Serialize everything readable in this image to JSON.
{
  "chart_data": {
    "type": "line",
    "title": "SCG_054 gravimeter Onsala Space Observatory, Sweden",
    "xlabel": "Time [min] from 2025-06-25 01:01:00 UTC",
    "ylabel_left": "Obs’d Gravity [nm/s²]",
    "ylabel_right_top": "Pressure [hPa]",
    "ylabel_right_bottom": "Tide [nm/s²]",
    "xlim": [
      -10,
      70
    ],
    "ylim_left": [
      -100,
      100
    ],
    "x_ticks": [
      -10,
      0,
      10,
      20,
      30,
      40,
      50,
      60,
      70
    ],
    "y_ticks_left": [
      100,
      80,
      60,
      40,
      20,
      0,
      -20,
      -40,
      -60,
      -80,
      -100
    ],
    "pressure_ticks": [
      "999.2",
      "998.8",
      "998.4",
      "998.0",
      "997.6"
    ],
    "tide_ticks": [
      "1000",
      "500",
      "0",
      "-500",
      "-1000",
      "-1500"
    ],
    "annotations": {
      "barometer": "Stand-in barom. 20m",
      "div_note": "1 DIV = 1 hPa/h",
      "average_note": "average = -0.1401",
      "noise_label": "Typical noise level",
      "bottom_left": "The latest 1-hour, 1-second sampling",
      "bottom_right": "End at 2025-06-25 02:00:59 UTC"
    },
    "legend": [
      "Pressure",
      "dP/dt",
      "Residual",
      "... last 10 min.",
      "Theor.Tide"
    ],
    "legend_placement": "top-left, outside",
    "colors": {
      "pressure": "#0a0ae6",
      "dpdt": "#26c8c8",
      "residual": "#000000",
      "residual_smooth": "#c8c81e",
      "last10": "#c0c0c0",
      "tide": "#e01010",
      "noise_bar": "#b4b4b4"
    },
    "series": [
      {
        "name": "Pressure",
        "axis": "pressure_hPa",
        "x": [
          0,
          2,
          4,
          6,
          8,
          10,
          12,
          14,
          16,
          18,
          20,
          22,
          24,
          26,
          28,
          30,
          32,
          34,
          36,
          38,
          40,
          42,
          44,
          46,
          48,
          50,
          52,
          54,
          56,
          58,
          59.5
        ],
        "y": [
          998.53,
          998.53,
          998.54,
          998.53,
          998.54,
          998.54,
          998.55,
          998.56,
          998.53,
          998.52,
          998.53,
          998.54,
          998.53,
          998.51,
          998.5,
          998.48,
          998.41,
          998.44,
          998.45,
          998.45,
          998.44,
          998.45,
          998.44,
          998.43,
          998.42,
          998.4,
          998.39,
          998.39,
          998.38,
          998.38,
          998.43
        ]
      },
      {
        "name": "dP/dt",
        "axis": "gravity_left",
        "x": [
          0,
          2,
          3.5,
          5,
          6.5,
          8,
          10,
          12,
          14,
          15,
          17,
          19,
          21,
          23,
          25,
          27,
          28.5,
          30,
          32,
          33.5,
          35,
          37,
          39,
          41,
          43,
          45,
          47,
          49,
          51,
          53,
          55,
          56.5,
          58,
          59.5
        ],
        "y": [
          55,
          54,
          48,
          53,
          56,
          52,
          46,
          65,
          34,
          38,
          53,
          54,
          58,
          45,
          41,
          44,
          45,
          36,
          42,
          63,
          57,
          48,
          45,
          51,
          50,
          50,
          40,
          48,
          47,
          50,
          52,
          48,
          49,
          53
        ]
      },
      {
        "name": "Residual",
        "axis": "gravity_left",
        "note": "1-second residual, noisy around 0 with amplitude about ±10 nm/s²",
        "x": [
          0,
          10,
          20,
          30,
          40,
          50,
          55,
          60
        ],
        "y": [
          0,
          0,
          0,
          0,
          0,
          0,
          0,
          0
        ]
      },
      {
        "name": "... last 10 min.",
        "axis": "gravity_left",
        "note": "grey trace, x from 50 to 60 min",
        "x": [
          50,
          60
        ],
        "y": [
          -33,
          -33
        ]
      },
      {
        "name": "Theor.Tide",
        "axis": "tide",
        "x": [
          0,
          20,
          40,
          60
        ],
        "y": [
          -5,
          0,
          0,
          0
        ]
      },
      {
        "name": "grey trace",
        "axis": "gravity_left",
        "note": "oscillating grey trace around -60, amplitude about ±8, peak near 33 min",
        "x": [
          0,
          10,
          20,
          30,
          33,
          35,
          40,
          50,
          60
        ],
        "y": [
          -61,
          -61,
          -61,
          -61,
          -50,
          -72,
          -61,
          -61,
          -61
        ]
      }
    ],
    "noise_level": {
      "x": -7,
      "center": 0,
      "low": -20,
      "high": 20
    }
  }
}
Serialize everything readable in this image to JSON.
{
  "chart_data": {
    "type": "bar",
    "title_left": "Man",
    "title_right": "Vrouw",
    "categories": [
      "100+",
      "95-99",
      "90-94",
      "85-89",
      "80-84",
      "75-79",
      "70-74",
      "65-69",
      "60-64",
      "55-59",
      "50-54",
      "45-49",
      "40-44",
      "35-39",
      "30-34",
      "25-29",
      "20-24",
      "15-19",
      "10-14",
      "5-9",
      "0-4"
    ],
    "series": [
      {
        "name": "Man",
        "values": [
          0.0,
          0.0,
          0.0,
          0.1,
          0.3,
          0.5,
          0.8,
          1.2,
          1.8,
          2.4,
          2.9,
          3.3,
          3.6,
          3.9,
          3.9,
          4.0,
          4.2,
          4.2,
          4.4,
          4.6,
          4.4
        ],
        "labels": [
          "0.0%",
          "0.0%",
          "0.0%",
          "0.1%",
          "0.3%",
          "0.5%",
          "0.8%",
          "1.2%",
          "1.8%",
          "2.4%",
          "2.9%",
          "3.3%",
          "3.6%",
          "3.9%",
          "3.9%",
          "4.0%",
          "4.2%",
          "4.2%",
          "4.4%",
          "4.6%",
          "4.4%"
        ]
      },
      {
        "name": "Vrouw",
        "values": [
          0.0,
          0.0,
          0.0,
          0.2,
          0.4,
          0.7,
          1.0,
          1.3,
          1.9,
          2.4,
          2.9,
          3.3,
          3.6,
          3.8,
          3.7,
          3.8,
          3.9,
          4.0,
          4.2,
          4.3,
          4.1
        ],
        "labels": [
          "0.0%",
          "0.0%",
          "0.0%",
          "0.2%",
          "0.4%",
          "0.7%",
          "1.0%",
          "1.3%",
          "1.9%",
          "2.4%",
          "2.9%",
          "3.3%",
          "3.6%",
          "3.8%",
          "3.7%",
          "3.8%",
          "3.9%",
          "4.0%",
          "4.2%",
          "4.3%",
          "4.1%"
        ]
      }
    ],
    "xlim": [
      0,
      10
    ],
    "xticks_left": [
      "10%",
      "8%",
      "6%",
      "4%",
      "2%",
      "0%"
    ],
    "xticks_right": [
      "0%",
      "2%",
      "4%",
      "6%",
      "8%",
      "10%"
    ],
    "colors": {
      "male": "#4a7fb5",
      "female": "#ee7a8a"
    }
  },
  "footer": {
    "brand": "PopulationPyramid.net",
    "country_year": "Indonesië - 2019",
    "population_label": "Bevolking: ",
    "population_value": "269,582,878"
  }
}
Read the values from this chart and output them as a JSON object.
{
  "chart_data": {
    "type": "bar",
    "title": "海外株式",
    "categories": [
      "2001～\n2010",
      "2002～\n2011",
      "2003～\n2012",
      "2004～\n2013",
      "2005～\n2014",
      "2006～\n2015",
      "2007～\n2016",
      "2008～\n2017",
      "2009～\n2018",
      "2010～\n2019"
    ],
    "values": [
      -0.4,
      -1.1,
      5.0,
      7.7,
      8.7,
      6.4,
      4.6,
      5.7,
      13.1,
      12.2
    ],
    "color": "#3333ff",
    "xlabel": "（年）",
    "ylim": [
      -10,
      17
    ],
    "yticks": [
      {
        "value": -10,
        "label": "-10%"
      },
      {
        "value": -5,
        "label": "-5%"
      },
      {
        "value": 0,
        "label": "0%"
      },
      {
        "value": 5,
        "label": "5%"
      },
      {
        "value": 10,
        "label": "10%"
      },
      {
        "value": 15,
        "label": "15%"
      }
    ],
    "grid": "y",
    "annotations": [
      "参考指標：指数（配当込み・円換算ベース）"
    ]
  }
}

◆ ◆ ◆ ◆ ◆

Problem requirements: Copy every line of the records above that contains "amplitude".

Exercise output:
        "note": "1-second residual, noisy around 0 with amplitude about ±10 nm/s²",
        "note": "oscillating grey trace around -60, amplitude about ±8, peak near 33 min",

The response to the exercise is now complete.